What you will do: Determine how many lines contain the string "อสาร", then reply with that figure only.

Excerpted data:
§ §
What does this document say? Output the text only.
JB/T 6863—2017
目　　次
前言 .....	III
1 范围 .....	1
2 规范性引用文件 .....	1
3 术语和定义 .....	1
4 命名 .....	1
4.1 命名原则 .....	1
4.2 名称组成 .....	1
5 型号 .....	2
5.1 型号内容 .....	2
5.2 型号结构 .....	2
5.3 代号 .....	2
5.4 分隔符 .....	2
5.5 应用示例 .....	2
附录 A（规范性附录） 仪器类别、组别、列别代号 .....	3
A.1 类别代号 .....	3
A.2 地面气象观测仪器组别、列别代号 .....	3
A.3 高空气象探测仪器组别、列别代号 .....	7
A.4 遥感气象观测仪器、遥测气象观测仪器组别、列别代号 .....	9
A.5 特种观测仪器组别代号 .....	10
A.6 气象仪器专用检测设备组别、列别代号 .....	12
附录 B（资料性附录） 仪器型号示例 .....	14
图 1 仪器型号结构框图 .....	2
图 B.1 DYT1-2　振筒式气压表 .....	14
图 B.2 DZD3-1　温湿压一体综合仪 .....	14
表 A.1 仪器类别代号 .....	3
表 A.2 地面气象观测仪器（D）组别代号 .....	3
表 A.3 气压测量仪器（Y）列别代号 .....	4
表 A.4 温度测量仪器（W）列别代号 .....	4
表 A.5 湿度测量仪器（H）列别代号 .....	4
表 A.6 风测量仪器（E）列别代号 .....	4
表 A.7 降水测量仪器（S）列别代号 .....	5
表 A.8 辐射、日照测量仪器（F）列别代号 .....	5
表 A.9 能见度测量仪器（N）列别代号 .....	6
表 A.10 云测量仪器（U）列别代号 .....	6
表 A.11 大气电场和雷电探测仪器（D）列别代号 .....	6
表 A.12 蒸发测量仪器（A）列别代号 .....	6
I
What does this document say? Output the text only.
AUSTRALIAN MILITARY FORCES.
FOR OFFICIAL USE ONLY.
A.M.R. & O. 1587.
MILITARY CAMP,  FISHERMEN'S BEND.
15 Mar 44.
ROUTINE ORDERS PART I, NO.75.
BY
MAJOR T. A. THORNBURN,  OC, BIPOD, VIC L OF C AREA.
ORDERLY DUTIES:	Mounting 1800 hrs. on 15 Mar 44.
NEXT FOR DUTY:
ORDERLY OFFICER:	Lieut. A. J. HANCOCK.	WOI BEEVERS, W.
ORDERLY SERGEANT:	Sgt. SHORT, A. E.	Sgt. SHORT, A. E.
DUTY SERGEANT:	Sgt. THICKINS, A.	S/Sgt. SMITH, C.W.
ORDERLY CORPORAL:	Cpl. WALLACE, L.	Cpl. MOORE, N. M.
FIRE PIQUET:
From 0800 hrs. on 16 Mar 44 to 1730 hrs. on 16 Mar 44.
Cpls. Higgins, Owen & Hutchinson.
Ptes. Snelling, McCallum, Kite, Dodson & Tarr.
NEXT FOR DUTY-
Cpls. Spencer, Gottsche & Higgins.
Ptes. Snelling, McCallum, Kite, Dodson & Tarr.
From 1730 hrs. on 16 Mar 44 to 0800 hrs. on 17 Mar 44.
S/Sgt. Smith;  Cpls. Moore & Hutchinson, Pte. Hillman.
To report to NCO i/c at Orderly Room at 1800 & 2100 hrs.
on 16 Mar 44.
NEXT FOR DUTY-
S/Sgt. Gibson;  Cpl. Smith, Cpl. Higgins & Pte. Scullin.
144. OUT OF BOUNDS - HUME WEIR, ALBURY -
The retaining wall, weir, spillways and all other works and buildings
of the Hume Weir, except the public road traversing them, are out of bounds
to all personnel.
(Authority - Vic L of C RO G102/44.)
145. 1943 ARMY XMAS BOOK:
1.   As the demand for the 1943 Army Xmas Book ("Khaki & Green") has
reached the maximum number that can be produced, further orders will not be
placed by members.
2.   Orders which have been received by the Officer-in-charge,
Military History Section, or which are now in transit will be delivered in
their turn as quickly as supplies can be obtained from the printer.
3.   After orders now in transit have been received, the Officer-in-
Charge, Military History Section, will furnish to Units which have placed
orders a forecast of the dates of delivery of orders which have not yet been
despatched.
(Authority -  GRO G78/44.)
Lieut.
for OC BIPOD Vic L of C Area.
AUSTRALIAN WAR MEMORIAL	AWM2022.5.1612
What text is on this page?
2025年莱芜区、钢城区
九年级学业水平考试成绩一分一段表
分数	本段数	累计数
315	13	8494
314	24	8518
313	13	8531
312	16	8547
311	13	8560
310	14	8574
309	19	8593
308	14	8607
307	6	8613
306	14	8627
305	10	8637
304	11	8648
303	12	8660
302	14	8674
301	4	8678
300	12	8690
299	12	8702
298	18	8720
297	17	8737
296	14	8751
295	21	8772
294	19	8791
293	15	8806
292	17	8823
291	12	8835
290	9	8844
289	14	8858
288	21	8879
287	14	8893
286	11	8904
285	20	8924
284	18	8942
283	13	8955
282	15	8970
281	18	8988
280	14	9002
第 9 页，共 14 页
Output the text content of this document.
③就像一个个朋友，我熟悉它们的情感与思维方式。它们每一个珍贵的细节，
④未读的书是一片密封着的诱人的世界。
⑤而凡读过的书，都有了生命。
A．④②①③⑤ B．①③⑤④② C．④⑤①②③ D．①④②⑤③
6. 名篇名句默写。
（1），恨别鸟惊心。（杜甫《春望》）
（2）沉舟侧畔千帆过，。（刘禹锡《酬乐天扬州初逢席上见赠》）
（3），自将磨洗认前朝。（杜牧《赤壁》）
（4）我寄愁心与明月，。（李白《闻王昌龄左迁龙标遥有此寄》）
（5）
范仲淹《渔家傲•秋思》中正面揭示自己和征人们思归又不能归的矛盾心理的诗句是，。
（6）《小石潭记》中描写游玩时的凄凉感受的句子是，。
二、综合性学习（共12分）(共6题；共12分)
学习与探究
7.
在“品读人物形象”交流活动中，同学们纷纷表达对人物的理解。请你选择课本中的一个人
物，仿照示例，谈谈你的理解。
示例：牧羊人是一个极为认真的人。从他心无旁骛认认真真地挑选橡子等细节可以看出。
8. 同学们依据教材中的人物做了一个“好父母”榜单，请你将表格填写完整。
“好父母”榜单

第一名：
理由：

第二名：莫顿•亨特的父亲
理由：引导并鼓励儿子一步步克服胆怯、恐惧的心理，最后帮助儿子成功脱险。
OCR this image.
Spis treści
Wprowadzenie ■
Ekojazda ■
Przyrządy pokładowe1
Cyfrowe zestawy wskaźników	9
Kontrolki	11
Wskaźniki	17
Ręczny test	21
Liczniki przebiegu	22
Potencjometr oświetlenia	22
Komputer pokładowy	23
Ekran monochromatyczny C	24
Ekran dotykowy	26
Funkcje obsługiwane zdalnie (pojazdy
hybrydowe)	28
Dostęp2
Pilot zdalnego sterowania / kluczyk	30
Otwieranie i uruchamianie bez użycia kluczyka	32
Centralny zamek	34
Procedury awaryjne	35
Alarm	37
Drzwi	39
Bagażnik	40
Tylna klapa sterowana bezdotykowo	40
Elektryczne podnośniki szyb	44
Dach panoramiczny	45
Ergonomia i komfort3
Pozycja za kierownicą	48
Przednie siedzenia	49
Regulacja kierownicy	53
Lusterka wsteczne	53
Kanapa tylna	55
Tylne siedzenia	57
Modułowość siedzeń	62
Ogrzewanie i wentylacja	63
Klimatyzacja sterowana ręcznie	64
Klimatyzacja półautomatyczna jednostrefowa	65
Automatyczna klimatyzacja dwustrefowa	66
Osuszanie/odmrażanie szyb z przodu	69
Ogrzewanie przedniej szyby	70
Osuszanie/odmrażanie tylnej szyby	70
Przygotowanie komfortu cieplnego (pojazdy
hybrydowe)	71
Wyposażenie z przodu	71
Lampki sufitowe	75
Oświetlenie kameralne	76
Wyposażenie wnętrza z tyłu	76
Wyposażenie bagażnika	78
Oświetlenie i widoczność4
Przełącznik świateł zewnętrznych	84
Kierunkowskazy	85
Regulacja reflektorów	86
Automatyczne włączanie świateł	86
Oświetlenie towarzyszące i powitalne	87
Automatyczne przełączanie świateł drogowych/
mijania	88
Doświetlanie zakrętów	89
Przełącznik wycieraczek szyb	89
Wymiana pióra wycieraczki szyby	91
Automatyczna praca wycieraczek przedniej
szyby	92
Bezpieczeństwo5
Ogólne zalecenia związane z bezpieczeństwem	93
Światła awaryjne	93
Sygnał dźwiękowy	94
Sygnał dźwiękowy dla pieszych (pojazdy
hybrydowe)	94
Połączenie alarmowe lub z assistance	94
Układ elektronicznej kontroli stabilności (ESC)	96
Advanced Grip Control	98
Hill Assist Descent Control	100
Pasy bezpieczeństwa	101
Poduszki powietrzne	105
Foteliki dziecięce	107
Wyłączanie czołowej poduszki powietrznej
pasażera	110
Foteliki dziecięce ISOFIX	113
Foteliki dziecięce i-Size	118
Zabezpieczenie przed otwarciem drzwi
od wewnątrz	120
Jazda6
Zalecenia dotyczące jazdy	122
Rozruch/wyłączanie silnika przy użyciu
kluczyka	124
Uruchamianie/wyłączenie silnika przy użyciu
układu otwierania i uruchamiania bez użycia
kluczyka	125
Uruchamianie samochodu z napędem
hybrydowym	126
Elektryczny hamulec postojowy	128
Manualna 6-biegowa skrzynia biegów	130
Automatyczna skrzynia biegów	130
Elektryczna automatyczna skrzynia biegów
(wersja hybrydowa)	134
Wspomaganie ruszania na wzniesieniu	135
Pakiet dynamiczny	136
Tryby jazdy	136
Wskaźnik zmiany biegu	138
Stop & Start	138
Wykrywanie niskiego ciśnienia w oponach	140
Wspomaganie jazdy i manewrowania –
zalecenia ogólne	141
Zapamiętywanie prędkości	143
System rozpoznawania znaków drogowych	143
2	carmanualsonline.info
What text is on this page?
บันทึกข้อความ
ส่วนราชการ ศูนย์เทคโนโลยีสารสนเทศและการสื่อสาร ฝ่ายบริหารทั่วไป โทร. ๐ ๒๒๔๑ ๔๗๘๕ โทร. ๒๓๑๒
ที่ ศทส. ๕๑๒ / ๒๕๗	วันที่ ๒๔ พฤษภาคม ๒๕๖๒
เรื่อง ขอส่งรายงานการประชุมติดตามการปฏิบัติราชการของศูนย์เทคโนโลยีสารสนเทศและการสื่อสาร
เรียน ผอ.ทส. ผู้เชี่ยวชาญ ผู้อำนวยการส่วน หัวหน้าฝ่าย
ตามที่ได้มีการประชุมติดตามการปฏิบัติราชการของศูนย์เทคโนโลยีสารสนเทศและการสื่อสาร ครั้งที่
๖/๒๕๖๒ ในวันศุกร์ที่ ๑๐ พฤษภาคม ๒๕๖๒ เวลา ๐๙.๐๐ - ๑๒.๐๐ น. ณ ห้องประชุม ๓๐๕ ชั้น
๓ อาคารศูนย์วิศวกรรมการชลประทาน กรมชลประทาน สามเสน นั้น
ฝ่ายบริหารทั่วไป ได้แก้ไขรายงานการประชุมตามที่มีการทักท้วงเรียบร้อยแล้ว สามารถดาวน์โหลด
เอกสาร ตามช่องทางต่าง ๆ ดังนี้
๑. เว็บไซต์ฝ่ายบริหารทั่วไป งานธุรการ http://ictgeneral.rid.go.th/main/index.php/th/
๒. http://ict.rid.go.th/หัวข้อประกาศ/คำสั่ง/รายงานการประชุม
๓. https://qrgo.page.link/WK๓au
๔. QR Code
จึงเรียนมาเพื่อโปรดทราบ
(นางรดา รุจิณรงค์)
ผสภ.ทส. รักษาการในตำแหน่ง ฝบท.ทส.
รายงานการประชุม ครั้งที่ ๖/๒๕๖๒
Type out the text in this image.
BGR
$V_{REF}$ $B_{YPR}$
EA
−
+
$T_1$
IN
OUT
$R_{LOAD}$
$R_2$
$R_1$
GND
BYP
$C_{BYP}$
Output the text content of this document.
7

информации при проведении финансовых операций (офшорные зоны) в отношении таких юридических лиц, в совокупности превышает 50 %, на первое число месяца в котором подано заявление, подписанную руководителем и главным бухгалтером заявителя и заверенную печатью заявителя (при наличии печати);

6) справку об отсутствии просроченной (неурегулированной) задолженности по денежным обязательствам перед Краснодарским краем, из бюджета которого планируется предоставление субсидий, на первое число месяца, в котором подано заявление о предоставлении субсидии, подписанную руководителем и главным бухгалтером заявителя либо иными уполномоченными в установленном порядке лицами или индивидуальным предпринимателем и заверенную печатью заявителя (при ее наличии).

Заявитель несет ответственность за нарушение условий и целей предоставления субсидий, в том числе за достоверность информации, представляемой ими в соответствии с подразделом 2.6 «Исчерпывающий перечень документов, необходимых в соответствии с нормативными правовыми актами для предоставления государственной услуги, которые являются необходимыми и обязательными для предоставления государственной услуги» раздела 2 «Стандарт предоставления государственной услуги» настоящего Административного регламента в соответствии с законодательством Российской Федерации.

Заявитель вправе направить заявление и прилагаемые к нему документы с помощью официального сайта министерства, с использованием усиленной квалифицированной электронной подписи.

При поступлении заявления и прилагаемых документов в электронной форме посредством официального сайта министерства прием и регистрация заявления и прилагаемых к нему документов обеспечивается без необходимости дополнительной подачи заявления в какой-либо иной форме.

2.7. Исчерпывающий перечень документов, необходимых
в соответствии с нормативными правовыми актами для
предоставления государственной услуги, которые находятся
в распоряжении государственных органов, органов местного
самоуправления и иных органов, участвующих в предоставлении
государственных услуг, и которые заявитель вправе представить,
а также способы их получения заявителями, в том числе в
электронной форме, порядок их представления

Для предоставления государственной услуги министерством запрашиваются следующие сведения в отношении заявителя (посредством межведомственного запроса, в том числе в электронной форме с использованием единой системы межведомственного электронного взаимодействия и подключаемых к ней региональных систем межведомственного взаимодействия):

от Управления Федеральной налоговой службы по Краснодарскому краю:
§ §
Solution: 3